> **JOB**
Whenever a line below holds the word "icon", copy that line.

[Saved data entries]
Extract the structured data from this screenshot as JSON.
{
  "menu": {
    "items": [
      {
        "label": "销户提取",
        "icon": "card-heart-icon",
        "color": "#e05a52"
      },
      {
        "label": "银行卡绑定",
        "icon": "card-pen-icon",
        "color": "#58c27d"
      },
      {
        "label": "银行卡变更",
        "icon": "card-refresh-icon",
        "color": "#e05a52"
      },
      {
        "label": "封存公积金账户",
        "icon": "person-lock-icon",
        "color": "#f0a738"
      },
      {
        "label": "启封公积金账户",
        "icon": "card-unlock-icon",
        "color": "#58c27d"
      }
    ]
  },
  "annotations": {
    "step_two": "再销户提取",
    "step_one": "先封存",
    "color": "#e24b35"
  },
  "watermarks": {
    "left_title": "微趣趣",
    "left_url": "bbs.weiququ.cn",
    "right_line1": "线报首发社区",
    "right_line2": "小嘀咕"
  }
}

> **WRITTEN ANSWER**
        "icon": "card-heart-icon",
        "icon": "card-pen-icon",
        "icon": "card-refresh-icon",
        "icon": "person-lock-icon",
        "icon": "card-unlock-icon",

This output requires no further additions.